GIVEN ENTRIES ->
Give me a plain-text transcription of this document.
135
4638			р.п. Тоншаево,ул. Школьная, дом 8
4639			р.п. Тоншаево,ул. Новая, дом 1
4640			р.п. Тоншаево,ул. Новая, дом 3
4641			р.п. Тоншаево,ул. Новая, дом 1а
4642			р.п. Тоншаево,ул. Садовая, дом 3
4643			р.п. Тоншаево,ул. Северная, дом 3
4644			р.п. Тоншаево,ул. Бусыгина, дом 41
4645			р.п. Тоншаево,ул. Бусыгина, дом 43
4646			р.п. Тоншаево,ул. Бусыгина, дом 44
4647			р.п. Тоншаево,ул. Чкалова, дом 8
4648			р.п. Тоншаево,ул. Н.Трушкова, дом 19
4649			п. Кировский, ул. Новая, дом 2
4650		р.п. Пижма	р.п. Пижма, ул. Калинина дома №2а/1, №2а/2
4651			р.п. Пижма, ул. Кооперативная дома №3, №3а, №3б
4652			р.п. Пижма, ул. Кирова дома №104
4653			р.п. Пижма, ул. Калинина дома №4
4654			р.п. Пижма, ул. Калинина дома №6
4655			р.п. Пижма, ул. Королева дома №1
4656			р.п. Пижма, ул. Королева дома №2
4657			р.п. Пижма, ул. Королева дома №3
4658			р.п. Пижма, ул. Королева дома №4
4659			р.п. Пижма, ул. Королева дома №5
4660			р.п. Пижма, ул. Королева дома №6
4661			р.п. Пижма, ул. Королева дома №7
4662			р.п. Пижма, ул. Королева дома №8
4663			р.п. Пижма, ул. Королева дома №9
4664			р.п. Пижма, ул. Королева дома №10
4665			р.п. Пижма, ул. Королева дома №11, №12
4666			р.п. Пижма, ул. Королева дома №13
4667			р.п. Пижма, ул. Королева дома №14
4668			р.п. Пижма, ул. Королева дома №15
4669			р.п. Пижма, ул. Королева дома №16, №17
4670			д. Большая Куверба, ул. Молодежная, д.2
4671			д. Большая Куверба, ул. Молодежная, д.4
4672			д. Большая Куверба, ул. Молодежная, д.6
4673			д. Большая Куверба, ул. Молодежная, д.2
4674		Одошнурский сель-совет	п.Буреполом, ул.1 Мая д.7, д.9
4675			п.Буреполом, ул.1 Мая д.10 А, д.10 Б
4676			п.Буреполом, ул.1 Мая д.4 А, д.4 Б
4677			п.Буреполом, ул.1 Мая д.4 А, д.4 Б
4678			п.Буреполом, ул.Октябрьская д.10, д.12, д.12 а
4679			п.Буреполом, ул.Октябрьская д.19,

EXERCISE INSTRUCTIONS -> Wherever the word "Буреполом" occurs in a line of the listing, copy that line.

SOLVED PROBLEM ->
4674		Одошнурский сель-совет	п.Буреполом, ул.1 Мая д.7, д.9
4675			п.Буреполом, ул.1 Мая д.10 А, д.10 Б
4676			п.Буреполом, ул.1 Мая д.4 А, д.4 Б
4677			п.Буреполом, ул.1 Мая д.4 А, д.4 Б
4678			п.Буреполом, ул.Октябрьская д.10, д.12, д.12 а
4679			п.Буреполом, ул.Октябрьская д.19,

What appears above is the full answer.